>> Start Task material
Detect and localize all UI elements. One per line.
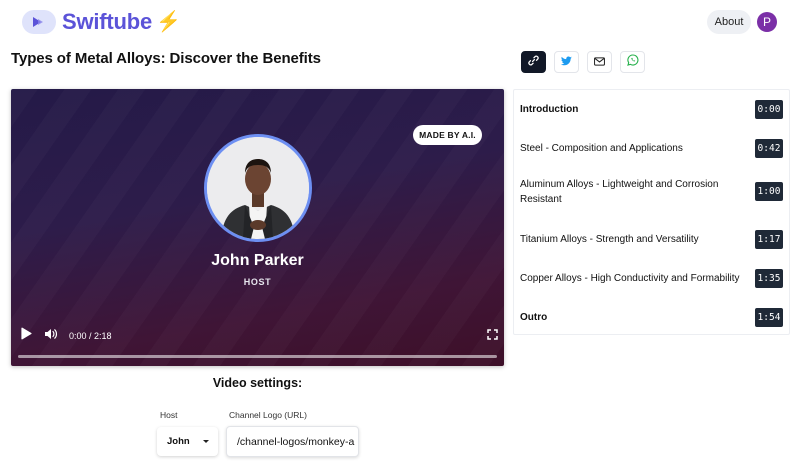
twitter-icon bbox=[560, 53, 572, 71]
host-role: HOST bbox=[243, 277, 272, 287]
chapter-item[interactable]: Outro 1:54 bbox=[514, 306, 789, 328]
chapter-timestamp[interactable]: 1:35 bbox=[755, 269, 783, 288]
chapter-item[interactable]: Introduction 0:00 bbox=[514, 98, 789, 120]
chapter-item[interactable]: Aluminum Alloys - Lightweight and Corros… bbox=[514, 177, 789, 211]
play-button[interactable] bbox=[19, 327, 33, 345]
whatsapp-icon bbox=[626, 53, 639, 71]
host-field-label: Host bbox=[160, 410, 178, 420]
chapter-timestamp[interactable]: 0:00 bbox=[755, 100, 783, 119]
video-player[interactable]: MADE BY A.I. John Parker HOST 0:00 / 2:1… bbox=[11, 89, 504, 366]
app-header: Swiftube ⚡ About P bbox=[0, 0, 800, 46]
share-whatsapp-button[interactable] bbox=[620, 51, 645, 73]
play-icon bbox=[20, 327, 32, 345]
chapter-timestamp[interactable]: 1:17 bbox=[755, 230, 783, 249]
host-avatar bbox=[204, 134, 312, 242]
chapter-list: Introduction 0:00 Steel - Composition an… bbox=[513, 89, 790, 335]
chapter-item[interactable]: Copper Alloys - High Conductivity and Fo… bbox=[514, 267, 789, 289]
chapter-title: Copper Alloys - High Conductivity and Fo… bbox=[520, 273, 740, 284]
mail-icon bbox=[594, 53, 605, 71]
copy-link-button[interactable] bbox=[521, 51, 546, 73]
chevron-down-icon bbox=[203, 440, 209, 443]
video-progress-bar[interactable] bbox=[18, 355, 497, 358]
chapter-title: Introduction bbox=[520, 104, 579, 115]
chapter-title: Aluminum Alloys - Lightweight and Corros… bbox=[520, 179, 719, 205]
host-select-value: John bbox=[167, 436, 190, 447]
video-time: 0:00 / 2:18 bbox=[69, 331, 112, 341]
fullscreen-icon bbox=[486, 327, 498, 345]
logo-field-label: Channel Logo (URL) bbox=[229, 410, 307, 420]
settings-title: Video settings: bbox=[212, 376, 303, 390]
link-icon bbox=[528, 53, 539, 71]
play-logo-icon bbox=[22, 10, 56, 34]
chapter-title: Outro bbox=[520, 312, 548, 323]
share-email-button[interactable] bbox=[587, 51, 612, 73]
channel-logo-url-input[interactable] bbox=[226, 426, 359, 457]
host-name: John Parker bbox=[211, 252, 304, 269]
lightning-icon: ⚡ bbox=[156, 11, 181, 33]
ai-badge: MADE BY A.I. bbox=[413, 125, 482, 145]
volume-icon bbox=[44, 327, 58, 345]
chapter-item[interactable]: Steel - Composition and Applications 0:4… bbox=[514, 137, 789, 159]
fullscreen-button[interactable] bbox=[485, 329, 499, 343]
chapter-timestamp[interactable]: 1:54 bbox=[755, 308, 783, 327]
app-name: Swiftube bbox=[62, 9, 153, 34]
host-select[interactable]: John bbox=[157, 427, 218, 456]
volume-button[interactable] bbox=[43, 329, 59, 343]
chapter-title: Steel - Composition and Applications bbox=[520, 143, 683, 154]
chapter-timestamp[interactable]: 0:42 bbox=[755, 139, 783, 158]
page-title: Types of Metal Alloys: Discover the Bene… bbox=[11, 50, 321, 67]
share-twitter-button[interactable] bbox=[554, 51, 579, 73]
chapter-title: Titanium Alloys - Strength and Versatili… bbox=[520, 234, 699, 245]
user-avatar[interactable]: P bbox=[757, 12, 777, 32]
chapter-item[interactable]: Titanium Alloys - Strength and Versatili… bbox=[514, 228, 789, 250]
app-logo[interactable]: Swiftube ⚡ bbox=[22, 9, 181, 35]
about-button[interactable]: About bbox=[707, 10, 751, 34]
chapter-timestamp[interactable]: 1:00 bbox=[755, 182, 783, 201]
>> End Task material
>> Start Task material
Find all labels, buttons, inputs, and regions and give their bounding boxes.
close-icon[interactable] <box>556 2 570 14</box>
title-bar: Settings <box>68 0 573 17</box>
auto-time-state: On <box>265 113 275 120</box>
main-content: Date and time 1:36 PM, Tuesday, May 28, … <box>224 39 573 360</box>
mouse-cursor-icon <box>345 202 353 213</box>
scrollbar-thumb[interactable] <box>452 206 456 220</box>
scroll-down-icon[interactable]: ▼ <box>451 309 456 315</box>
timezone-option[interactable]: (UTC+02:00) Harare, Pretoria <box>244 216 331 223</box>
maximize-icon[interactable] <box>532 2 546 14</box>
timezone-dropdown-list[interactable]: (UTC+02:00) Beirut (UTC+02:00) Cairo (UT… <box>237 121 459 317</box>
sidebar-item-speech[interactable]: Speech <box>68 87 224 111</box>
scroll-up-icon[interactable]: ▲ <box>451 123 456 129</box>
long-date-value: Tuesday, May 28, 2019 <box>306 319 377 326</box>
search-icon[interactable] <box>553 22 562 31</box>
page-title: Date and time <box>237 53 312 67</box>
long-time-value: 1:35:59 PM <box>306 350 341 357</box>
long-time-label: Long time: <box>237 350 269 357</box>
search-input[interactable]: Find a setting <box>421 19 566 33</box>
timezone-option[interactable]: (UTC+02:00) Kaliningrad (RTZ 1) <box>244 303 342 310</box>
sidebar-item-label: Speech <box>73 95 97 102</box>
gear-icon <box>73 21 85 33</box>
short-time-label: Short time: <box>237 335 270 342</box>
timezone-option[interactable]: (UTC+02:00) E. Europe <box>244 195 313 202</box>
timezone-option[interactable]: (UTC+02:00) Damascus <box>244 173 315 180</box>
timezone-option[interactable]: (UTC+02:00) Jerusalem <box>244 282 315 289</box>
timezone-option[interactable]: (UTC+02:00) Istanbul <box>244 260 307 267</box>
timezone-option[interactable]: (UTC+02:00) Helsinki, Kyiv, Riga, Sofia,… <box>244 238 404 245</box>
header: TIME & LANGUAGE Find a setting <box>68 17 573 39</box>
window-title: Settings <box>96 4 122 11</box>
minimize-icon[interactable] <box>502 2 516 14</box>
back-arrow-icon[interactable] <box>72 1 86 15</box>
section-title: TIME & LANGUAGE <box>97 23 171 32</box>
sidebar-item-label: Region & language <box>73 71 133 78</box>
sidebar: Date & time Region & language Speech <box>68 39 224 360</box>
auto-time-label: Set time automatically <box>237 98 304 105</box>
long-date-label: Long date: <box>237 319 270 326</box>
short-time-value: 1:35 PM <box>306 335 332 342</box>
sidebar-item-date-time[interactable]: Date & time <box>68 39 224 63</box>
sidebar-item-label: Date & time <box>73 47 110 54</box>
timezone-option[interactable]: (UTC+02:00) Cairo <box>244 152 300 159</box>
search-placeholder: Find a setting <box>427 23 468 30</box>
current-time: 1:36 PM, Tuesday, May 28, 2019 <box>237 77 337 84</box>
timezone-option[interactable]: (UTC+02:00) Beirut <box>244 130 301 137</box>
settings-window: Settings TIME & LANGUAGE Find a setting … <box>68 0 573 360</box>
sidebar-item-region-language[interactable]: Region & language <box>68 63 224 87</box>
>> End Task material
>> Start Task material
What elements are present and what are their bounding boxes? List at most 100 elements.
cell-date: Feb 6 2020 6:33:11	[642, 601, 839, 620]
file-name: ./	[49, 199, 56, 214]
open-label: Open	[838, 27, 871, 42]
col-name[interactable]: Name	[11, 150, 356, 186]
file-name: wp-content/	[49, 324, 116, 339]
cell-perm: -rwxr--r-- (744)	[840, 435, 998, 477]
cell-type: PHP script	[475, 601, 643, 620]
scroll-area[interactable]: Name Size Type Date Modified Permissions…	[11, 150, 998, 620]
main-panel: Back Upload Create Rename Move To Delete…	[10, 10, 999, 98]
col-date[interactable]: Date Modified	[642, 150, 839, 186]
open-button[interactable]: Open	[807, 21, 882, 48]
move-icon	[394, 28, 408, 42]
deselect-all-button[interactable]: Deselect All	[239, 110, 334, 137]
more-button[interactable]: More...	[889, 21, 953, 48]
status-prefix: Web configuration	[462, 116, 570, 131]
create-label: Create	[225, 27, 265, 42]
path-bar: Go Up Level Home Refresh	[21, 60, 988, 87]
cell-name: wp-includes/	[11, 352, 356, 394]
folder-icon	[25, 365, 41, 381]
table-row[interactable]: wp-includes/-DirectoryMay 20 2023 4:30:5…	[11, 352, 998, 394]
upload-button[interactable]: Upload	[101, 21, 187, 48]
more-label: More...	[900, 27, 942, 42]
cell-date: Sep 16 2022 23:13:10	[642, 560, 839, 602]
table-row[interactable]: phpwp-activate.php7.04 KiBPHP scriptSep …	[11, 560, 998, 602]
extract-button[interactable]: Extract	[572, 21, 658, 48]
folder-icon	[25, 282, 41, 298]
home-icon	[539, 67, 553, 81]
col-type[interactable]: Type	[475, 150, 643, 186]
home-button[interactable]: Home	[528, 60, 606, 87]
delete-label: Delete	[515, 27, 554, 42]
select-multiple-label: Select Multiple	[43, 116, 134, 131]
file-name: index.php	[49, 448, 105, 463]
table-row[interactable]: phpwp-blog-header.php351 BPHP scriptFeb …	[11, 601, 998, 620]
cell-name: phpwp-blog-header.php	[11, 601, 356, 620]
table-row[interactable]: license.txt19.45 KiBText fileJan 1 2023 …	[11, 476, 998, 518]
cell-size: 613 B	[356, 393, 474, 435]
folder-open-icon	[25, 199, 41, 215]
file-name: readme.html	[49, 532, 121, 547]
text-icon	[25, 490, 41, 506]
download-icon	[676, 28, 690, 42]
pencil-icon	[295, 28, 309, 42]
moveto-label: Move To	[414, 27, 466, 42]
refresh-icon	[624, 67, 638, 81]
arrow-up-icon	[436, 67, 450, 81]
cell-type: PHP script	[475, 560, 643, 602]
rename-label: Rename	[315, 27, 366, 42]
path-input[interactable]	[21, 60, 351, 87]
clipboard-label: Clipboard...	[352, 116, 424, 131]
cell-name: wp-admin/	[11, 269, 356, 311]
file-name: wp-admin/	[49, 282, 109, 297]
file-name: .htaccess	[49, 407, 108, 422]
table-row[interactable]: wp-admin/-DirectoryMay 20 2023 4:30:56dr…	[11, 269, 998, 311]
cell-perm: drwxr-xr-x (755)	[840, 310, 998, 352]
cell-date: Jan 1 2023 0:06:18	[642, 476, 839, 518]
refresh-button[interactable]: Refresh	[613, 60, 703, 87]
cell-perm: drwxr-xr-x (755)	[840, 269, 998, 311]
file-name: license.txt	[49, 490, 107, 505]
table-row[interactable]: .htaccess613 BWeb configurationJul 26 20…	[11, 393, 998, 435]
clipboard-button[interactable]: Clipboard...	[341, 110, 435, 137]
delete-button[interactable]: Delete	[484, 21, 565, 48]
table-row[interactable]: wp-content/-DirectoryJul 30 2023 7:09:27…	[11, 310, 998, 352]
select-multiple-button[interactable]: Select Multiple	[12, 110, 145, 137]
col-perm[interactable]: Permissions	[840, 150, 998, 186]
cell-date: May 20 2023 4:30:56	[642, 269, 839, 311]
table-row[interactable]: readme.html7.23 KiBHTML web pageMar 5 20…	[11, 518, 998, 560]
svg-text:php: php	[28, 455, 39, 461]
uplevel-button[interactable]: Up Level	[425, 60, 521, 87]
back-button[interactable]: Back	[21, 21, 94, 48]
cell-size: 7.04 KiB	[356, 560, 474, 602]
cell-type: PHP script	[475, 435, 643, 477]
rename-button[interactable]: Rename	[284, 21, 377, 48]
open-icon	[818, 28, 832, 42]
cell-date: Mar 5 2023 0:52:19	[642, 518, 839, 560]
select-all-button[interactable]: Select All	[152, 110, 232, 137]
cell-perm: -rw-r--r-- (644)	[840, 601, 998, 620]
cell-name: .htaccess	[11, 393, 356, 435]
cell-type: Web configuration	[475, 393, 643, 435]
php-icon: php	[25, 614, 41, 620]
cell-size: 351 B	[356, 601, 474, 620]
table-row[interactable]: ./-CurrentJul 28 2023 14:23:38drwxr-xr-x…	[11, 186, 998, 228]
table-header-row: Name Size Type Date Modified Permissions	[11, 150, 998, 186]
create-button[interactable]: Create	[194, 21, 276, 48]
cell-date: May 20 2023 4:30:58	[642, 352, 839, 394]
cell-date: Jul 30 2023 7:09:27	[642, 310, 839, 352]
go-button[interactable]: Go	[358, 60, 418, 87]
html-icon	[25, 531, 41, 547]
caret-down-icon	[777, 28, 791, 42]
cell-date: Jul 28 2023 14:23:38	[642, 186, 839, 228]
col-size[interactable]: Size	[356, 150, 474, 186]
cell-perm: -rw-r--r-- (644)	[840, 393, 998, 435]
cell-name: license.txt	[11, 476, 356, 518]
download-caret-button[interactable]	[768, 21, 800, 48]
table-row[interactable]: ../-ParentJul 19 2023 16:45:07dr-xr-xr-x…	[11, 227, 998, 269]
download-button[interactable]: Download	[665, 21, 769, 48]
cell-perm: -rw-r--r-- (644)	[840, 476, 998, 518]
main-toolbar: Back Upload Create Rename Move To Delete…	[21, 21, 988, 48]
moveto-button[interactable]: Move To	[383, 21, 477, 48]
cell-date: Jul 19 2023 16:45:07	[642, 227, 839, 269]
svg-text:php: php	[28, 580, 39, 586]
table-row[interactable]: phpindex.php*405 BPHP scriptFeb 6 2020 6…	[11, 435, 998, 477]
>> End Task material
- Written problem: Transcribe the entries verbatim, beginning at the line that contains "twitter-icon bbox=[560, 53, 572, 71]" and stopping after the line that contains "copy-link-button[interactable] bbox=[521, 51, 546, 73]".

- Expected answer:
twitter-icon bbox=[560, 53, 572, 71]
host-role: HOST bbox=[243, 277, 272, 287]
chapter-item[interactable]: Outro 1:54 bbox=[514, 306, 789, 328]
chapter-timestamp[interactable]: 1:35 bbox=[755, 269, 783, 288]
chapter-item[interactable]: Introduction 0:00 bbox=[514, 98, 789, 120]
chapter-item[interactable]: Aluminum Alloys - Lightweight and Corros… bbox=[514, 177, 789, 211]
play-button[interactable] bbox=[19, 327, 33, 345]
whatsapp-icon bbox=[626, 53, 639, 71]
host-field-label: Host bbox=[160, 410, 178, 420]
chapter-timestamp[interactable]: 0:00 bbox=[755, 100, 783, 119]
video-player[interactable]: MADE BY A.I. John Parker HOST 0:00 / 2:1… bbox=[11, 89, 504, 366]
app-header: Swiftube ⚡ About P bbox=[0, 0, 800, 46]
share-whatsapp-button[interactable] bbox=[620, 51, 645, 73]
play-icon bbox=[20, 327, 32, 345]
chapter-timestamp[interactable]: 1:17 bbox=[755, 230, 783, 249]
host-avatar bbox=[204, 134, 312, 242]
chapter-list: Introduction 0:00 Steel - Composition an… bbox=[513, 89, 790, 335]
chapter-item[interactable]: Copper Alloys - High Conductivity and Fo… bbox=[514, 267, 789, 289]
chapter-title: Copper Alloys - High Conductivity and Fo… bbox=[520, 273, 740, 284]
mail-icon bbox=[594, 53, 605, 71]
copy-link-button[interactable] bbox=[521, 51, 546, 73]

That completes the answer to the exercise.